▶ [Supplied information]
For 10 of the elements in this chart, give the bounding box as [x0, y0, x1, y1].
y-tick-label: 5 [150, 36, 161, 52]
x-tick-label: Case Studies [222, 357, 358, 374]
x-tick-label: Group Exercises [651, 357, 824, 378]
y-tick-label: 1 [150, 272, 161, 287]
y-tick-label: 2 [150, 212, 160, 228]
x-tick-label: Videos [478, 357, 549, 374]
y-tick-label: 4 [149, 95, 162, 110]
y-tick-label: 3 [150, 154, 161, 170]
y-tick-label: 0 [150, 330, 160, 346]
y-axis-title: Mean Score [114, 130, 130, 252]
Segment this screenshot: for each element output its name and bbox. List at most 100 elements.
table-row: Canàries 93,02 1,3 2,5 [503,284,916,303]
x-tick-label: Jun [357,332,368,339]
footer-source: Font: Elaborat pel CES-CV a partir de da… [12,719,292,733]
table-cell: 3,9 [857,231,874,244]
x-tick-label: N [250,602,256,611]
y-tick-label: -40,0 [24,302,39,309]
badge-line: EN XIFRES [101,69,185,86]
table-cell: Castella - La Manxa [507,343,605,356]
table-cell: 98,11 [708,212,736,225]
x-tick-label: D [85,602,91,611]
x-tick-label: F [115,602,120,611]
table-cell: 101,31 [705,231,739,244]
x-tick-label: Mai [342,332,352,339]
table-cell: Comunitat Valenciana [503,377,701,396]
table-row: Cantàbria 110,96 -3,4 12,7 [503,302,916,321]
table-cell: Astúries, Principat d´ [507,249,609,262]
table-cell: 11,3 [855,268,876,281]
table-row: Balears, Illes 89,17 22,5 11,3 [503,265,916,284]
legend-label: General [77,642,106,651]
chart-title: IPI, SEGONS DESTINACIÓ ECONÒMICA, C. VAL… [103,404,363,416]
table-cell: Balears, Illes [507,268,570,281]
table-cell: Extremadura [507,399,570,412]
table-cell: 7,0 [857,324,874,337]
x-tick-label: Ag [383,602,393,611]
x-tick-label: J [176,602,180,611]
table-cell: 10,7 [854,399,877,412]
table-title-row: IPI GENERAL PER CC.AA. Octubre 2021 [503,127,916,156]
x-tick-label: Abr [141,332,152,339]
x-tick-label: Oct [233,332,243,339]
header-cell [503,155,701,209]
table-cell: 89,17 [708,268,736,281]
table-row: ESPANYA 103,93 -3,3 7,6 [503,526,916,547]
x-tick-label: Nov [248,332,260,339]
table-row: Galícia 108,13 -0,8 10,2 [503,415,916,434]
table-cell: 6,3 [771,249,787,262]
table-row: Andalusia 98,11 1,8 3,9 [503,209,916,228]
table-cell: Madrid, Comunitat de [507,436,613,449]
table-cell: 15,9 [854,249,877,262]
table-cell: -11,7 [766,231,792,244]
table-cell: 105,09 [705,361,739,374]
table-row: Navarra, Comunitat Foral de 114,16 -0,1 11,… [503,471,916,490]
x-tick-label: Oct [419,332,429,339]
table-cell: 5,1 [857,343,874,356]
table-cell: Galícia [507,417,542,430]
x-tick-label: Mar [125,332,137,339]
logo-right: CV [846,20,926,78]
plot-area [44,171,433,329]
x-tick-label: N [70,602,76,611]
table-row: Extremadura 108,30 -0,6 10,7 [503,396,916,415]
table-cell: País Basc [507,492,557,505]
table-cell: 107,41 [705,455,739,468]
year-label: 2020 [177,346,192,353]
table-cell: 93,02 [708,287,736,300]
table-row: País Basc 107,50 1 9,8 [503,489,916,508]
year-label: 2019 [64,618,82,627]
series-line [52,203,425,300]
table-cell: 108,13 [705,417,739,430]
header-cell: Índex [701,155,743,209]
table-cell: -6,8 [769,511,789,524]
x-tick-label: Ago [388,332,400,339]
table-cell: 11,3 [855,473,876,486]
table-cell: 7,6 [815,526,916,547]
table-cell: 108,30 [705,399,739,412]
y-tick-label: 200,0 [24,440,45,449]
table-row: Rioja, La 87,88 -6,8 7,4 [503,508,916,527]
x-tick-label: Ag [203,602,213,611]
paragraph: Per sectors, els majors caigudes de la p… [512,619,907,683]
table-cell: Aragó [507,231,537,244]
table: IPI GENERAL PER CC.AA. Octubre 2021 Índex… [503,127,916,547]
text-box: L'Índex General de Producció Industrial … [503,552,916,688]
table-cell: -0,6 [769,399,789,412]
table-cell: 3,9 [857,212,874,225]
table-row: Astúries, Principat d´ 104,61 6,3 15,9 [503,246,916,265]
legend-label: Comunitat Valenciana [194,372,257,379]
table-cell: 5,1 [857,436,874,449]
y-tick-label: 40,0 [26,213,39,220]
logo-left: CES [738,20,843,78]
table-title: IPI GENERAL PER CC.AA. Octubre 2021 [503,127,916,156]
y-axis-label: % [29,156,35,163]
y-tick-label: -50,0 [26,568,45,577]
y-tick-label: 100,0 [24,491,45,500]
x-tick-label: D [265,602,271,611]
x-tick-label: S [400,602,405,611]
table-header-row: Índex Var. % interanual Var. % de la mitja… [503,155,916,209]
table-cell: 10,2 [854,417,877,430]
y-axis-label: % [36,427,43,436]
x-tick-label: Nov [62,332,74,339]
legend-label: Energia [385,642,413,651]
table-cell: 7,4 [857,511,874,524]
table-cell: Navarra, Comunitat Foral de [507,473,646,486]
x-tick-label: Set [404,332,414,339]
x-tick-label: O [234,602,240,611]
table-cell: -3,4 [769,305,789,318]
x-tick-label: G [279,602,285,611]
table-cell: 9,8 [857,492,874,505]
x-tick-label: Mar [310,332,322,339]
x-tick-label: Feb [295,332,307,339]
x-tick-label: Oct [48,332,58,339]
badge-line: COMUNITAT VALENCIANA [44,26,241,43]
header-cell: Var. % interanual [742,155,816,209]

▶ [Task]
Reproduce the data verbatim, from its first line through the line containing "table-title-row: IPI GENERAL", including both of those lines.

▶ [Response below]
For 10 of the elements in this chart, give the bounding box as [x0, y0, x1, y1].
y-tick-label: 5 [150, 36, 161, 52]
x-tick-label: Case Studies [222, 357, 358, 374]
x-tick-label: Group Exercises [651, 357, 824, 378]
y-tick-label: 1 [150, 272, 161, 287]
y-tick-label: 2 [150, 212, 160, 228]
x-tick-label: Videos [478, 357, 549, 374]
y-tick-label: 4 [149, 95, 162, 110]
y-tick-label: 3 [150, 154, 161, 170]
y-tick-label: 0 [150, 330, 160, 346]
y-axis-title: Mean Score [114, 130, 130, 252]
Segment this screenshot: for each element output its name and bbox. List at most 100 elements.
table-row: Canàries 93,02 1,3 2,5 [503,284,916,303]
x-tick-label: Jun [357,332,368,339]
footer-source: Font: Elaborat pel CES-CV a partir de da… [12,719,292,733]
table-cell: 3,9 [857,231,874,244]
x-tick-label: N [250,602,256,611]
y-tick-label: -40,0 [24,302,39,309]
badge-line: EN XIFRES [101,69,185,86]
table-cell: Castella - La Manxa [507,343,605,356]
table-cell: 98,11 [708,212,736,225]
x-tick-label: D [85,602,91,611]
x-tick-label: F [115,602,120,611]
table-cell: 101,31 [705,231,739,244]
x-tick-label: Mai [342,332,352,339]
table-cell: Comunitat Valenciana [503,377,701,396]
table-row: Cantàbria 110,96 -3,4 12,7 [503,302,916,321]
table-cell: Astúries, Principat d´ [507,249,609,262]
table-cell: 11,3 [855,268,876,281]
table-row: Balears, Illes 89,17 22,5 11,3 [503,265,916,284]
legend-label: General [77,642,106,651]
chart-title: IPI, SEGONS DESTINACIÓ ECONÒMICA, C. VAL… [103,404,363,416]
table-cell: Balears, Illes [507,268,570,281]
table-cell: Extremadura [507,399,570,412]
table-cell: 7,0 [857,324,874,337]
x-tick-label: Ag [383,602,393,611]
x-tick-label: J [176,602,180,611]
table-cell: 10,7 [854,399,877,412]
table-title-row: IPI GENERAL PER CC.AA. Octubre 2021 [503,127,916,156]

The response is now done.